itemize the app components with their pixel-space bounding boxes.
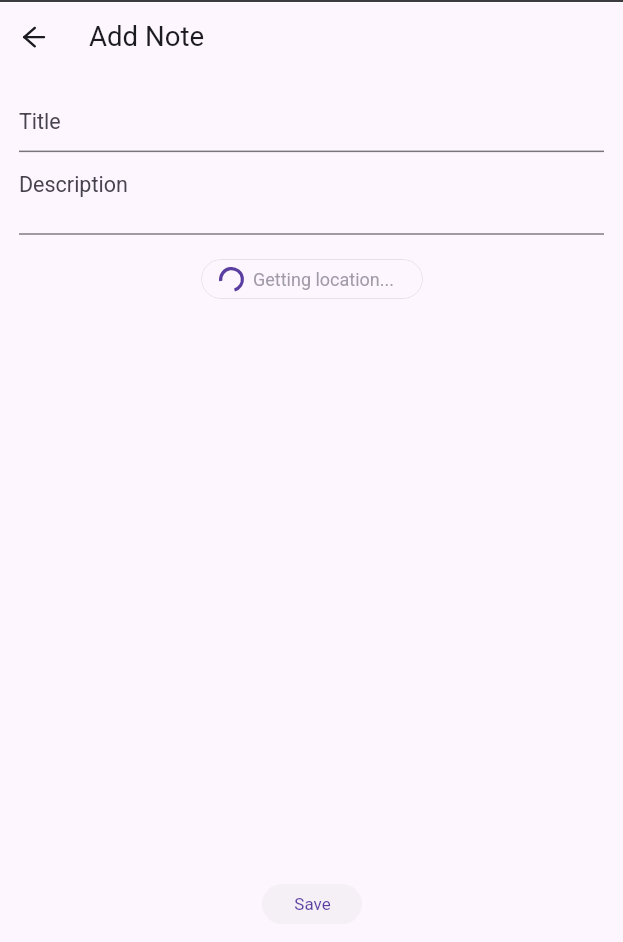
staticText: Getting location...	[253, 269, 395, 290]
button[interactable]: Back	[10, 13, 58, 61]
button[interactable]: Getting location...	[201, 259, 423, 299]
button[interactable]: Description	[19, 161, 604, 237]
button[interactable]: Save	[262, 884, 362, 924]
button[interactable]: Title	[19, 98, 604, 154]
staticText: Add Note	[89, 20, 205, 52]
staticText: Save	[294, 894, 331, 914]
staticText: Description	[19, 172, 128, 197]
staticText: Title	[19, 109, 61, 134]
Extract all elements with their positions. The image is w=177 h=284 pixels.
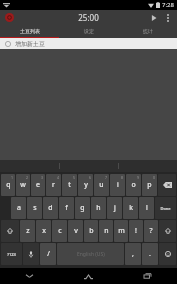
staticText: 增加新土豆	[15, 40, 45, 48]
staticText: n	[104, 226, 109, 236]
button[interactable]: ?123	[1, 243, 22, 265]
staticText: ?	[149, 226, 153, 236]
button[interactable]: r	[46, 174, 61, 196]
staticText: i	[117, 180, 119, 190]
button[interactable]: Recent apps	[118, 268, 177, 284]
staticText: y	[84, 180, 88, 190]
staticText: 3	[41, 175, 44, 180]
staticText: q	[6, 180, 11, 190]
button[interactable]: w	[16, 174, 30, 196]
staticText: v	[74, 226, 78, 236]
button[interactable]: k	[123, 197, 138, 219]
staticText: ?123	[7, 252, 16, 257]
button[interactable]: n	[99, 220, 113, 242]
button[interactable]: l	[139, 197, 154, 219]
button[interactable]: t	[62, 174, 77, 196]
staticText: /	[47, 249, 50, 259]
staticText: d	[48, 203, 53, 213]
staticText: 7	[105, 175, 108, 180]
button[interactable]: 土豆列表	[0, 25, 59, 37]
staticText: u	[99, 180, 104, 190]
staticText: a	[17, 203, 21, 213]
staticText: 6	[89, 175, 92, 180]
button[interactable]: Done	[155, 197, 176, 219]
button[interactable]: !	[129, 220, 143, 242]
staticText: e	[36, 180, 40, 190]
button[interactable]: v	[68, 220, 83, 242]
button[interactable]: /	[40, 243, 56, 265]
staticText: 0	[153, 175, 156, 180]
button[interactable]: b	[84, 220, 98, 242]
button[interactable]: Emoji	[159, 243, 176, 265]
staticText: Done	[160, 206, 171, 211]
button[interactable]: p	[142, 174, 157, 196]
button[interactable]: Shift	[1, 220, 19, 242]
button[interactable]: q	[1, 174, 15, 196]
staticText: o	[131, 180, 136, 190]
button[interactable]: f	[59, 197, 74, 219]
button[interactable]: z	[20, 220, 35, 242]
button[interactable]: Shift	[159, 220, 176, 242]
button[interactable]: 设定	[59, 25, 118, 37]
button[interactable]: Home	[59, 268, 118, 284]
staticText: 9	[137, 175, 140, 180]
staticText: .	[149, 249, 151, 259]
staticText: x	[42, 226, 46, 236]
staticText: 5	[73, 175, 76, 180]
staticText: r	[52, 180, 55, 190]
staticText: c	[58, 226, 62, 236]
button[interactable]: a	[11, 197, 26, 219]
staticText: 25:00	[78, 12, 99, 23]
button[interactable]: Hide keyboard	[0, 268, 59, 284]
staticText: j	[114, 203, 116, 213]
staticText: !	[135, 226, 137, 236]
button[interactable]: Backspace	[158, 174, 176, 196]
staticText: s	[33, 203, 37, 213]
staticText: k	[129, 203, 133, 213]
staticText: w	[20, 180, 26, 190]
staticText: 8	[121, 175, 124, 180]
button[interactable]: ?	[144, 220, 158, 242]
staticText: 土豆列表	[20, 28, 40, 34]
staticText: l	[146, 203, 148, 213]
staticText: m	[118, 226, 125, 236]
button[interactable]: 增加新土豆	[0, 38, 177, 49]
button[interactable]: i	[110, 174, 125, 196]
button[interactable]: App logo	[4, 12, 15, 23]
button[interactable]: o	[126, 174, 141, 196]
button[interactable]: s	[27, 197, 42, 219]
button[interactable]: Start timer	[146, 10, 162, 25]
button[interactable]: j	[107, 197, 122, 219]
button[interactable]: y	[78, 174, 93, 196]
button[interactable]: d	[43, 197, 58, 219]
button[interactable]: g	[75, 197, 90, 219]
staticText: g	[80, 203, 85, 213]
button[interactable]: e	[31, 174, 45, 196]
staticText: t	[68, 180, 71, 190]
staticText: 4	[57, 175, 60, 180]
button[interactable]: h	[91, 197, 106, 219]
button[interactable]: x	[36, 220, 51, 242]
staticText: 7:28	[162, 1, 174, 9]
staticText: 1	[11, 175, 14, 180]
staticText: z	[26, 226, 30, 236]
button[interactable]: Space	[57, 243, 124, 265]
button[interactable]: u	[94, 174, 109, 196]
staticText: ,	[132, 249, 134, 259]
staticText: English (US)	[77, 251, 105, 258]
button[interactable]: Voice input	[23, 243, 39, 265]
button[interactable]: 统计	[118, 25, 177, 37]
button[interactable]: m	[114, 220, 128, 242]
staticText: b	[89, 226, 94, 236]
staticText: p	[147, 180, 152, 190]
staticText: 统计	[143, 28, 153, 34]
button[interactable]: c	[52, 220, 67, 242]
staticText: h	[96, 203, 101, 213]
button[interactable]: .	[142, 243, 158, 265]
button[interactable]: More options	[162, 10, 174, 25]
staticText: 2	[26, 175, 29, 180]
button[interactable]: ,	[125, 243, 141, 265]
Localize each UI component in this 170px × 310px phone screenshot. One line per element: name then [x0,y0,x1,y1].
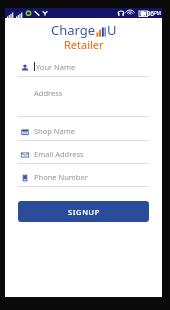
staticText: SIGNUP [68,207,100,217]
button[interactable]: Your Name [18,60,149,77]
button[interactable]: Phone Number [18,170,149,187]
staticText: 5:06 [141,9,154,18]
staticText: Your Name [36,62,76,72]
button[interactable]: Address [18,86,149,117]
button[interactable]: Shop Name [18,124,149,141]
staticText: Retailer [64,37,104,52]
staticText: U [107,21,117,39]
staticText: PM [154,10,161,16]
button[interactable]: SIGNUP [18,201,149,222]
staticText: Email Address [34,149,84,159]
staticText: Address [34,88,63,98]
staticText: Charge [51,21,96,39]
staticText: Phone Number [34,172,88,182]
button[interactable]: Email Address [18,147,149,164]
staticText: Shop Name [34,126,76,136]
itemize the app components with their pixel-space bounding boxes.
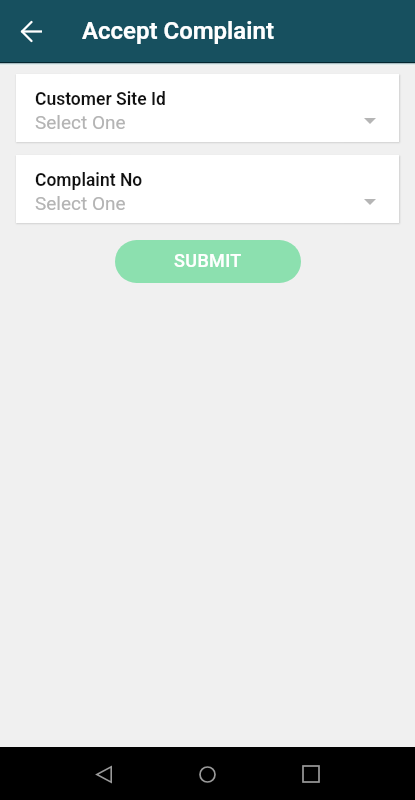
button[interactable]: Back [9, 9, 54, 54]
button[interactable]: SUBMIT [115, 240, 301, 283]
button[interactable]: Customer Site Id [16, 74, 399, 142]
staticText: Select One [35, 192, 126, 214]
staticText: Complaint No [35, 170, 143, 191]
staticText: SUBMIT [174, 250, 242, 271]
button[interactable]: Back [84, 754, 124, 794]
staticText: Select One [35, 111, 126, 133]
button[interactable]: Recent apps [291, 754, 331, 794]
button[interactable]: Complaint No [16, 155, 399, 223]
staticText: Accept Complaint [82, 17, 274, 45]
staticText: Customer Site Id [35, 89, 166, 110]
button[interactable]: Home [187, 754, 227, 794]
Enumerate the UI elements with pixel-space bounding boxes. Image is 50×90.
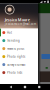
button[interactable]: Trending xyxy=(0,37,38,45)
button[interactable]: Back xyxy=(7,84,14,90)
staticText: Photo lists xyxy=(7,71,22,74)
staticText: Survey estimate xyxy=(7,63,26,66)
button[interactable]: Recents xyxy=(36,84,43,90)
staticText: Newest posts xyxy=(7,47,24,50)
button[interactable]: Survey estimate xyxy=(0,61,38,69)
staticText: Trending xyxy=(7,39,20,42)
button[interactable]: Hot xyxy=(0,29,38,37)
button[interactable]: Home xyxy=(22,84,28,90)
button[interactable]: Newest posts xyxy=(0,45,38,53)
staticText: Jessica Moore xyxy=(5,17,30,22)
staticText: Photo rights xyxy=(7,55,25,58)
staticText: jessica.moore@mail.com xyxy=(5,22,36,26)
button[interactable]: Photo rights xyxy=(0,53,38,61)
staticText: Hot xyxy=(7,31,12,34)
button[interactable]: Photo lists xyxy=(0,69,38,77)
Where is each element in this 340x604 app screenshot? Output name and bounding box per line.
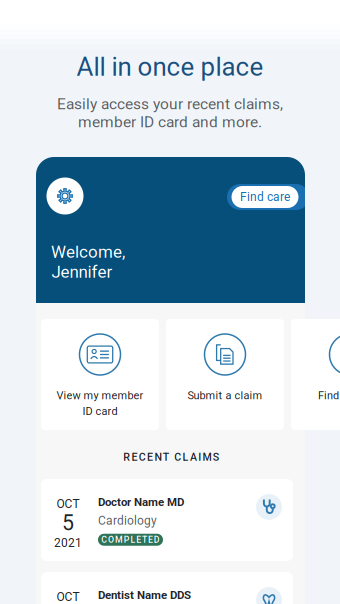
- staticText: member ID card and more.: [78, 113, 262, 131]
- staticText: OCT: [56, 497, 80, 511]
- button[interactable]: Settings: [46, 178, 84, 214]
- staticText: Easily access your recent claims,: [57, 95, 283, 113]
- staticText: All in once place: [76, 52, 264, 82]
- button[interactable]: OCT: [41, 572, 293, 604]
- staticText: Doctor Name MD: [98, 495, 184, 509]
- staticText: COMPLETED: [101, 535, 160, 545]
- staticText: 2021: [54, 536, 82, 550]
- staticText: OCT: [56, 590, 80, 604]
- button[interactable]: OCT: [41, 479, 293, 561]
- staticText: RECENT CLAIMS: [123, 451, 219, 463]
- staticText: Find care: [240, 190, 290, 204]
- staticText: 5: [62, 510, 74, 536]
- staticText: Submit a claim: [188, 389, 262, 402]
- staticText: ID card: [82, 405, 118, 418]
- staticText: Welcome,: [51, 242, 125, 262]
- button[interactable]: Find care: [227, 184, 309, 210]
- staticText: Dentist Name DDS: [98, 588, 191, 602]
- staticText: Cardiology: [98, 514, 157, 528]
- staticText: Find a doctor: [318, 389, 340, 402]
- button[interactable]: View my member: [41, 319, 159, 430]
- staticText: View my member: [56, 389, 144, 402]
- staticText: Jennifer: [52, 262, 112, 282]
- button[interactable]: Submit a claim: [166, 319, 284, 430]
- button[interactable]: Find a doctor: [291, 319, 340, 430]
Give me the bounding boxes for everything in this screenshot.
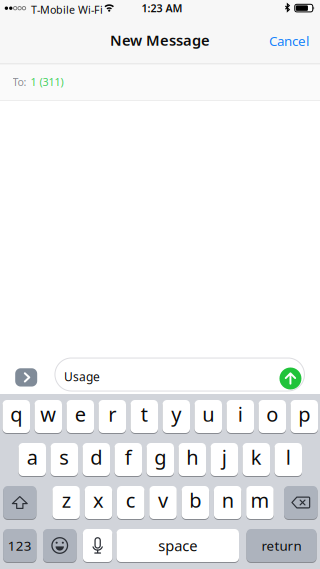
- button[interactable]: z: [52, 486, 80, 520]
- button[interactable]: l: [274, 442, 302, 476]
- button[interactable]: s: [50, 442, 78, 476]
- button[interactable]: To: 1 (311): [0, 64, 320, 101]
- button[interactable]: Numbers: [3, 528, 36, 562]
- staticText: t: [141, 401, 148, 427]
- button[interactable]: y: [162, 400, 190, 434]
- staticText: To:: [12, 75, 26, 89]
- button[interactable]: h: [178, 442, 206, 476]
- button[interactable]: b: [182, 486, 209, 520]
- button[interactable]: q: [2, 400, 30, 434]
- button[interactable]: d: [82, 442, 110, 476]
- button[interactable]: Send: [279, 368, 301, 390]
- button[interactable]: Dictate: [83, 528, 112, 562]
- button[interactable]: Expand message apps: [15, 368, 37, 386]
- staticText: i: [238, 401, 243, 427]
- staticText: 123: [8, 537, 32, 554]
- staticText: e: [75, 401, 86, 427]
- button[interactable]: a: [18, 442, 46, 476]
- button[interactable]: return: [246, 528, 316, 562]
- staticText: c: [126, 487, 136, 513]
- button[interactable]: r: [98, 400, 126, 434]
- button[interactable]: Shift: [3, 486, 36, 520]
- button[interactable]: u: [194, 400, 222, 434]
- staticText: k: [251, 444, 262, 470]
- staticText: Usage: [64, 368, 100, 384]
- staticText: Cancel: [269, 32, 309, 50]
- button[interactable]: p: [290, 400, 318, 434]
- button[interactable]: w: [34, 400, 62, 434]
- staticText: b: [189, 487, 201, 513]
- staticText: g: [154, 444, 166, 470]
- button[interactable]: Message field: Usage: [55, 358, 304, 391]
- button[interactable]: j: [210, 442, 238, 476]
- staticText: New Message: [110, 30, 210, 50]
- button[interactable]: x: [85, 486, 112, 520]
- button[interactable]: v: [149, 486, 177, 520]
- button[interactable]: c: [117, 486, 144, 520]
- button[interactable]: n: [214, 486, 241, 520]
- staticText: u: [202, 401, 214, 427]
- button[interactable]: Cancel: [269, 32, 309, 50]
- button[interactable]: f: [114, 442, 142, 476]
- button[interactable]: k: [242, 442, 270, 476]
- button[interactable]: t: [130, 400, 158, 434]
- staticText: T-Mobile Wi-Fi: [31, 2, 103, 17]
- staticText: l: [286, 444, 291, 470]
- staticText: s: [59, 444, 69, 470]
- button[interactable]: m: [246, 486, 274, 520]
- button[interactable]: space: [116, 528, 239, 562]
- staticText: f: [125, 444, 132, 470]
- button[interactable]: e: [66, 400, 94, 434]
- button[interactable]: g: [146, 442, 174, 476]
- staticText: 1 (311): [30, 75, 64, 89]
- button[interactable]: Emoji: [43, 528, 76, 562]
- staticText: y: [171, 401, 181, 427]
- staticText: return: [262, 537, 302, 554]
- button[interactable]: o: [258, 400, 286, 434]
- staticText: n: [222, 487, 234, 513]
- staticText: j: [222, 444, 227, 470]
- staticText: q: [10, 401, 22, 427]
- staticText: r: [108, 401, 116, 427]
- staticText: o: [266, 401, 278, 427]
- button[interactable]: Delete: [284, 486, 318, 520]
- staticText: d: [90, 444, 102, 470]
- button[interactable]: i: [226, 400, 254, 434]
- staticText: 1:23 AM: [142, 1, 182, 15]
- staticText: v: [158, 487, 168, 513]
- staticText: z: [62, 487, 71, 513]
- staticText: p: [298, 401, 310, 427]
- staticText: w: [40, 401, 56, 427]
- staticText: m: [250, 487, 269, 513]
- staticText: x: [93, 487, 104, 513]
- staticText: a: [27, 444, 38, 470]
- staticText: space: [158, 536, 197, 555]
- staticText: h: [186, 444, 198, 470]
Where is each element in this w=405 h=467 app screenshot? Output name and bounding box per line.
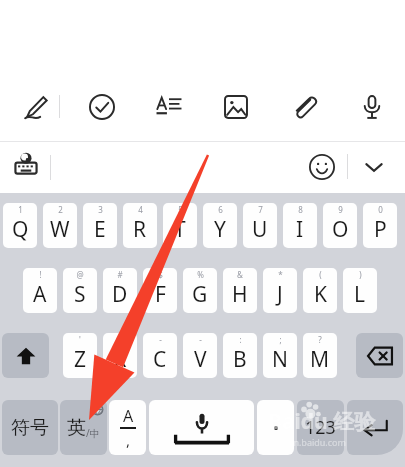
staticText: F xyxy=(155,280,166,309)
button[interactable]: Text format xyxy=(146,78,191,135)
button[interactable]: ! xyxy=(23,268,57,313)
button[interactable]: $ xyxy=(143,268,177,313)
staticText: /中 xyxy=(86,426,100,440)
button[interactable]: 4 xyxy=(123,203,157,248)
button[interactable]: Hide keyboard xyxy=(351,144,397,190)
staticText: ( xyxy=(319,269,322,280)
button[interactable]: 2 xyxy=(43,203,77,248)
button[interactable]: Emoji xyxy=(299,144,345,190)
staticText: % xyxy=(197,269,204,280)
staticText: X xyxy=(114,345,127,374)
staticText: Z xyxy=(74,345,87,374)
staticText: ) xyxy=(359,269,362,280)
staticText: jingyan.baidu.com xyxy=(268,436,346,448)
staticText: M xyxy=(310,345,330,374)
staticText: ' xyxy=(79,334,81,345)
button[interactable]: Voice xyxy=(349,78,394,135)
staticText: J xyxy=(277,280,283,309)
staticText: G xyxy=(192,280,208,309)
button[interactable]: 6 xyxy=(203,203,237,248)
staticText: P xyxy=(374,215,387,244)
staticText: * xyxy=(278,269,283,280)
staticText: 8 xyxy=(298,204,303,215)
staticText: # xyxy=(117,269,123,280)
button[interactable]: X xyxy=(103,333,137,378)
button[interactable]: Space xyxy=(149,400,254,455)
staticText: 2 xyxy=(58,204,63,215)
button[interactable]: 5 xyxy=(163,203,197,248)
button[interactable]: Switch to symbols A comma xyxy=(109,400,146,455)
staticText: 符号 xyxy=(11,416,49,440)
staticText: A xyxy=(123,405,134,427)
button[interactable]: ? xyxy=(303,333,337,378)
button[interactable]: Backspace xyxy=(356,333,403,378)
button[interactable]: 0 xyxy=(363,203,397,248)
staticText: ; xyxy=(279,334,282,345)
button[interactable]: @ xyxy=(63,268,97,313)
staticText: Baidu 经验 xyxy=(268,407,376,436)
staticText: - xyxy=(159,334,162,345)
button[interactable]: 1 xyxy=(3,203,37,248)
button[interactable]: ) xyxy=(343,268,377,313)
staticText: 7 xyxy=(258,204,263,215)
staticText: V xyxy=(194,345,207,374)
staticText: T xyxy=(174,215,186,244)
button[interactable]: 123 xyxy=(297,400,344,455)
staticText: E xyxy=(94,215,106,244)
staticText: ! xyxy=(39,269,42,280)
staticText: L xyxy=(354,280,366,309)
staticText: K xyxy=(314,280,327,309)
staticText: 3 xyxy=(98,204,103,215)
staticText: , xyxy=(126,430,131,450)
button[interactable]: * xyxy=(263,268,297,313)
staticText: 0 xyxy=(378,204,383,215)
staticText: 6 xyxy=(218,204,223,215)
button[interactable]: # xyxy=(103,268,137,313)
button[interactable]: Shift xyxy=(2,333,49,378)
button[interactable]: ' xyxy=(63,333,97,378)
button[interactable]: Attach xyxy=(281,78,326,135)
staticText: 1 xyxy=(18,204,23,215)
staticText: : xyxy=(239,334,242,345)
staticText: D xyxy=(112,280,128,309)
staticText: - xyxy=(199,334,202,345)
staticText: Q xyxy=(12,215,29,244)
button[interactable]: & xyxy=(223,268,257,313)
button[interactable]: Period xyxy=(257,400,294,455)
button[interactable]: 9 xyxy=(323,203,357,248)
staticText: @ xyxy=(76,269,84,280)
button[interactable]: ; xyxy=(263,333,297,378)
staticText: A xyxy=(33,280,47,309)
staticText: 5 xyxy=(178,204,183,215)
button[interactable]: 7 xyxy=(243,203,277,248)
staticText: N xyxy=(272,345,288,374)
button[interactable]: - xyxy=(143,333,177,378)
staticText: R xyxy=(133,215,147,244)
staticText: W xyxy=(50,215,70,244)
button[interactable]: 3 xyxy=(83,203,117,248)
staticText: I xyxy=(296,215,304,244)
staticText: & xyxy=(237,269,243,280)
button[interactable]: Switch input language xyxy=(4,142,48,186)
button[interactable]: : xyxy=(223,333,257,378)
staticText: 英 xyxy=(67,416,86,440)
staticText: B xyxy=(233,345,247,374)
button[interactable]: Enter xyxy=(347,400,403,455)
button[interactable]: Handwriting xyxy=(12,78,57,135)
staticText: S xyxy=(74,280,86,309)
button[interactable]: ( xyxy=(303,268,337,313)
button[interactable]: Image xyxy=(213,78,258,135)
button[interactable]: Confirm xyxy=(79,78,124,135)
staticText: $ xyxy=(158,269,163,280)
staticText: H xyxy=(232,280,248,309)
staticText: ? xyxy=(318,334,322,345)
staticText: Y xyxy=(214,215,226,244)
button[interactable]: - xyxy=(183,333,217,378)
button[interactable]: 英 xyxy=(60,400,107,455)
staticText: 4 xyxy=(138,204,143,215)
button[interactable]: % xyxy=(183,268,217,313)
staticText: 9 xyxy=(338,204,343,215)
button[interactable]: 符号 xyxy=(2,400,58,455)
button[interactable]: 8 xyxy=(283,203,317,248)
staticText: O xyxy=(332,215,349,244)
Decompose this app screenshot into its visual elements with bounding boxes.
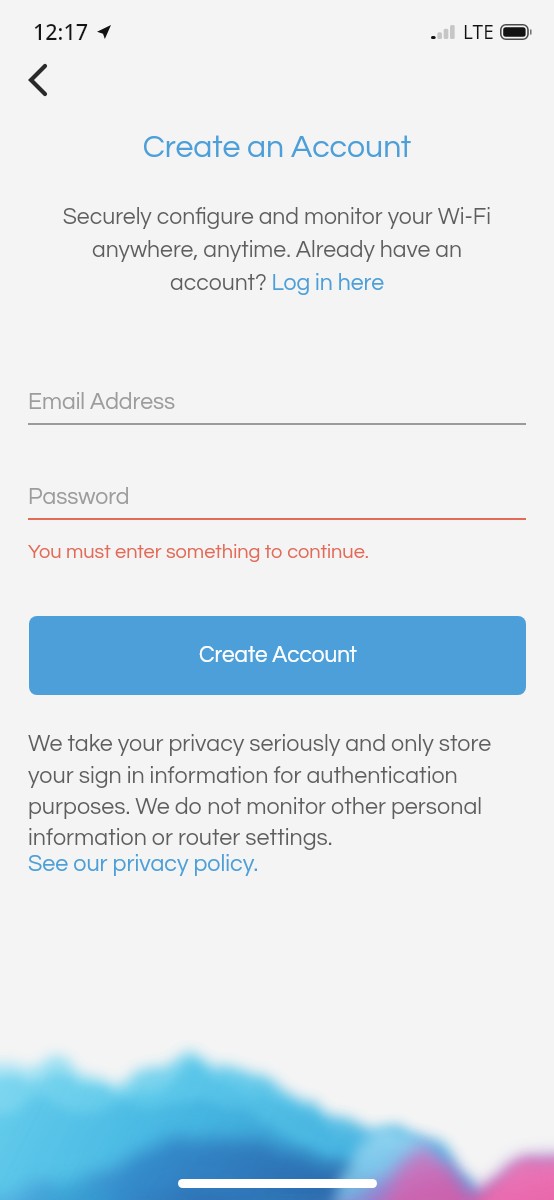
staticText: Password <box>28 485 130 509</box>
staticText: We take your privacy seriously and only … <box>28 732 528 850</box>
button[interactable]: Back <box>10 52 66 108</box>
staticText: Create an Account <box>0 131 554 164</box>
staticText: Email Address <box>28 390 176 414</box>
staticText: You must enter something to continue. <box>28 542 369 563</box>
button[interactable]: See our privacy policy. <box>28 852 259 876</box>
staticText: 12:17 <box>33 17 89 46</box>
staticText: Securely configure and monitor your Wi-F… <box>52 205 502 295</box>
button[interactable]: Email Address <box>28 390 526 425</box>
staticText: LTE <box>463 19 494 45</box>
staticText: Create Account <box>199 644 357 667</box>
button[interactable]: Create Account <box>29 616 526 695</box>
button[interactable]: Password <box>28 485 526 520</box>
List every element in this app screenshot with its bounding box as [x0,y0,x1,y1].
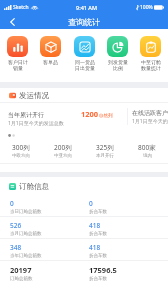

:::::

> **GOAL**
Switch "Create Account" to "Register" in the lines from the one with "staticText: Password <box>28" up to and including the one with "button[interactable]: Password <box>28", leaving everything else unchanged, and give back only those lines.

> **SOLUTION FOR THIS TASK**
staticText: Password <box>28 485 130 509</box>
staticText: We take your privacy seriously and only … <box>28 732 528 850</box>
button[interactable]: Back <box>10 52 66 108</box>
staticText: Create an Account <box>0 131 554 164</box>
staticText: Email Address <box>28 390 176 414</box>
staticText: You must enter something to continue. <box>28 542 369 563</box>
button[interactable]: See our privacy policy. <box>28 852 259 876</box>
staticText: 12:17 <box>33 17 89 46</box>
staticText: Securely configure and monitor your Wi-F… <box>52 205 502 295</box>
button[interactable]: Email Address <box>28 390 526 425</box>
staticText: LTE <box>463 19 494 45</box>
staticText: Register <box>199 644 357 667</box>
button[interactable]: Register <box>29 616 526 695</box>
button[interactable]: Password <box>28 485 526 520</box>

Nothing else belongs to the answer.